Work instructions. Below is a listing; copy all of it exactly.

Supplied data.
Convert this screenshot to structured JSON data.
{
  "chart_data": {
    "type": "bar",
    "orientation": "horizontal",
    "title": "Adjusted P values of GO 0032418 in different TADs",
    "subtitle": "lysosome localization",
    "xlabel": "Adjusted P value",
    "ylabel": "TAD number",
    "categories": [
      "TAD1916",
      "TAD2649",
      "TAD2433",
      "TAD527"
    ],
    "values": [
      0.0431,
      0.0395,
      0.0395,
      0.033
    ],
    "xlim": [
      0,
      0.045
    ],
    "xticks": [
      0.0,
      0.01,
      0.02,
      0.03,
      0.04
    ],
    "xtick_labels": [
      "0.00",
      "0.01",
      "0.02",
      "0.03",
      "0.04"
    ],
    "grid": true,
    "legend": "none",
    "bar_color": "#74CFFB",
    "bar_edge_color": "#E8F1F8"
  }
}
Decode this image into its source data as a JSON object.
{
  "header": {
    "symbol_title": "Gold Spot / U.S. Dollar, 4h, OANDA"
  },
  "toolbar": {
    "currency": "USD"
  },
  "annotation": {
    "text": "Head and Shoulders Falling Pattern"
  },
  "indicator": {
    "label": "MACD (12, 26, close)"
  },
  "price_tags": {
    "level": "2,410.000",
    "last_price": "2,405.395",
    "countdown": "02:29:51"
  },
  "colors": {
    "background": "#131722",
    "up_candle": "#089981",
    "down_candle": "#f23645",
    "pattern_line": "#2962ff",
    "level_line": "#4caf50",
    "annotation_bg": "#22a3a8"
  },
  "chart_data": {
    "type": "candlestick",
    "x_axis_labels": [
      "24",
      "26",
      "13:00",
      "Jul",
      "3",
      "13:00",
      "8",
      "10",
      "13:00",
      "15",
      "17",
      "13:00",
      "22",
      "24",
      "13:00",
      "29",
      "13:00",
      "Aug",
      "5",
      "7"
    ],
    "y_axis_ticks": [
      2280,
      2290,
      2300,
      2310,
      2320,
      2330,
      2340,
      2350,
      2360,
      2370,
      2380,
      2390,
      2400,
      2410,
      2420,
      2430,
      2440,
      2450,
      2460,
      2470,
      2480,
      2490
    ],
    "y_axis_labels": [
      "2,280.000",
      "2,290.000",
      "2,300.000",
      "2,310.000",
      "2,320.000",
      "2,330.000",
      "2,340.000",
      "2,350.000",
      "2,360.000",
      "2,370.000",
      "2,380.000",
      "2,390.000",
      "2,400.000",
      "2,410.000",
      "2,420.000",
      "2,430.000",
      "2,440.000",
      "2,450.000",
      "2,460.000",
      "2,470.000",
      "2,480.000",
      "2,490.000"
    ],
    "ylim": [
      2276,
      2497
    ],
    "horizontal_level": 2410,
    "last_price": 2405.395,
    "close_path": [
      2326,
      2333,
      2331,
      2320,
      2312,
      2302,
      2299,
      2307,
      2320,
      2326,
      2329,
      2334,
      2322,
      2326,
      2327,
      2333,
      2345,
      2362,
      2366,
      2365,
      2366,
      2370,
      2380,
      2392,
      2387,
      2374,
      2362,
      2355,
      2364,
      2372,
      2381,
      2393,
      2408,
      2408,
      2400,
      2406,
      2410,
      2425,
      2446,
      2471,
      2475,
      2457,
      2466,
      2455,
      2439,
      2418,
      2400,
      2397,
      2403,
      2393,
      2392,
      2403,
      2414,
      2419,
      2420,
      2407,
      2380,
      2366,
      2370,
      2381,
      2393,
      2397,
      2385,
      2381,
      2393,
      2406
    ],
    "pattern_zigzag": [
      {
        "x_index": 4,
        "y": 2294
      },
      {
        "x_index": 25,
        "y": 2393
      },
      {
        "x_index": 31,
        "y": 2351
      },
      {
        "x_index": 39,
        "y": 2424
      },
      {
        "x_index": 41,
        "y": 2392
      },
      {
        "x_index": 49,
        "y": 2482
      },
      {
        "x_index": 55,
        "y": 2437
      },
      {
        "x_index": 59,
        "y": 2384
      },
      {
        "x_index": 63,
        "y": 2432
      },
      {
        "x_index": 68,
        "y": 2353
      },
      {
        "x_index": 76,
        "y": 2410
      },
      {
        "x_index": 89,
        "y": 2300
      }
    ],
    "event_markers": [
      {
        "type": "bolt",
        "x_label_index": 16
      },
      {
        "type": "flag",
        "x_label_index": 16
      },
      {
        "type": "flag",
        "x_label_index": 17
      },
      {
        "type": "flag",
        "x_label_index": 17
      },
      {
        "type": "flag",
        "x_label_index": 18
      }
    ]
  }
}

Final result.
Convert this screenshot to structured JSON data.
{
  "chart_data": {
    "type": "bar",
    "orientation": "horizontal",
    "title": "Adjusted P values of GO 0032418 in different TADs",
    "subtitle": "lysosome localization",
    "xlabel": "Adjusted P value",
    "ylabel": "TAD number",
    "categories": [
      "TAD1916",
      "TAD2649",
      "TAD2433",
      "TAD527"
    ],
    "values": [
      0.0431,
      0.0395,
      0.0395,
      0.033
    ],
    "xlim": [
      0,
      0.045
    ],
    "xticks": [
      0.0,
      0.01,
      0.02,
      0.03,
      0.04
    ],
    "xtick_labels": [
      "0.00",
      "0.01",
      "0.02",
      "0.03",
      "0.04"
    ],
    "grid": true,
    "legend": "none",
    "bar_color": "#74CFFB",
    "bar_edge_color": "#E8F1F8"
  }
}
Decode this image into its source data as a JSON object.
{
  "header": {
    "symbol_title": "Gold Spot / U.S. Dollar, 4h, OANDA"
  },
  "toolbar": {
    "currency": "USD"
  },
  "annotation": {
    "text": "Head and Shoulders Falling Pattern"
  },
  "indicator": {
    "label": "MACD (12, 26, close)"
  },
  "price_tags": {
    "level": "2,410.000",
    "last_price": "2,405.395",
    "countdown": "02:29:51"
  },
  "colors": {
    "background": "#131722",
    "up_candle": "#089981",
    "down_candle": "#f23645",
    "pattern_line": "#2962ff",
    "level_line": "#4caf50",
    "annotation_bg": "#22a3a8"
  },
  "chart_data": {
    "type": "candlestick",
    "x_axis_labels": [
      "24",
      "26",
      "13:00",
      "Jul",
      "3",
      "13:00",
      "8",
      "10",
      "13:00",
      "15",
      "17",
      "13:00",
      "22",
      "24",
      "13:00",
      "29",
      "13:00",
      "Aug",
      "5",
      "7"
    ],
    "y_axis_ticks": [
      2280,
      2290,
      2300,
      2310,
      2320,
      2330,
      2340,
      2350,
      2360,
      2370,
      2380,
      2390,
      2400,
      2410,
      2420,
      2430,
      2440,
      2450,
      2460,
      2470,
      2480,
      2490
    ],
    "y_axis_labels": [
      "2,280.000",
      "2,290.000",
      "2,300.000",
      "2,310.000",
      "2,320.000",
      "2,330.000",
      "2,340.000",
      "2,350.000",
      "2,360.000",
      "2,370.000",
      "2,380.000",
      "2,390.000",
      "2,400.000",
      "2,410.000",
      "2,420.000",
      "2,430.000",
      "2,440.000",
      "2,450.000",
      "2,460.000",
      "2,470.000",
      "2,480.000",
      "2,490.000"
    ],
    "ylim": [
      2276,
      2497
    ],
    "horizontal_level": 2410,
    "last_price": 2405.395,
    "close_path": [
      2326,
      2333,
      2331,
      2320,
      2312,
      2302,
      2299,
      2307,
      2320,
      2326,
      2329,
      2334,
      2322,
      2326,
      2327,
      2333,
      2345,
      2362,
      2366,
      2365,
      2366,
      2370,
      2380,
      2392,
      2387,
      2374,
      2362,
      2355,
      2364,
      2372,
      2381,
      2393,
      2408,
      2408,
      2400,
      2406,
      2410,
      2425,
      2446,
      2471,
      2475,
      2457,
      2466,
      2455,
      2439,
      2418,
      2400,
      2397,
      2403,
      2393,
      2392,
      2403,
      2414,
      2419,
      2420,
      2407,
      2380,
      2366,
      2370,
      2381,
      2393,
      2397,
      2385,
      2381,
      2393,
      2406
    ],
    "pattern_zigzag": [
      {
        "x_index": 4,
        "y": 2294
      },
      {
        "x_index": 25,
        "y": 2393
      },
      {
        "x_index": 31,
        "y": 2351
      },
      {
        "x_index": 39,
        "y": 2424
      },
      {
        "x_index": 41,
        "y": 2392
      },
      {
        "x_index": 49,
        "y": 2482
      },
      {
        "x_index": 55,
        "y": 2437
      },
      {
        "x_index": 59,
        "y": 2384
      },
      {
        "x_index": 63,
        "y": 2432
      },
      {
        "x_index": 68,
        "y": 2353
      },
      {
        "x_index": 76,
        "y": 2410
      },
      {
        "x_index": 89,
        "y": 2300
      }
    ],
    "event_markers": [
      {
        "type": "bolt",
        "x_label_index": 16
      },
      {
        "type": "flag",
        "x_label_index": 16
      },
      {
        "type": "flag",
        "x_label_index": 17
      },
      {
        "type": "flag",
        "x_label_index": 17
      },
      {
        "type": "flag",
        "x_label_index": 18
      }
    ]
  }
}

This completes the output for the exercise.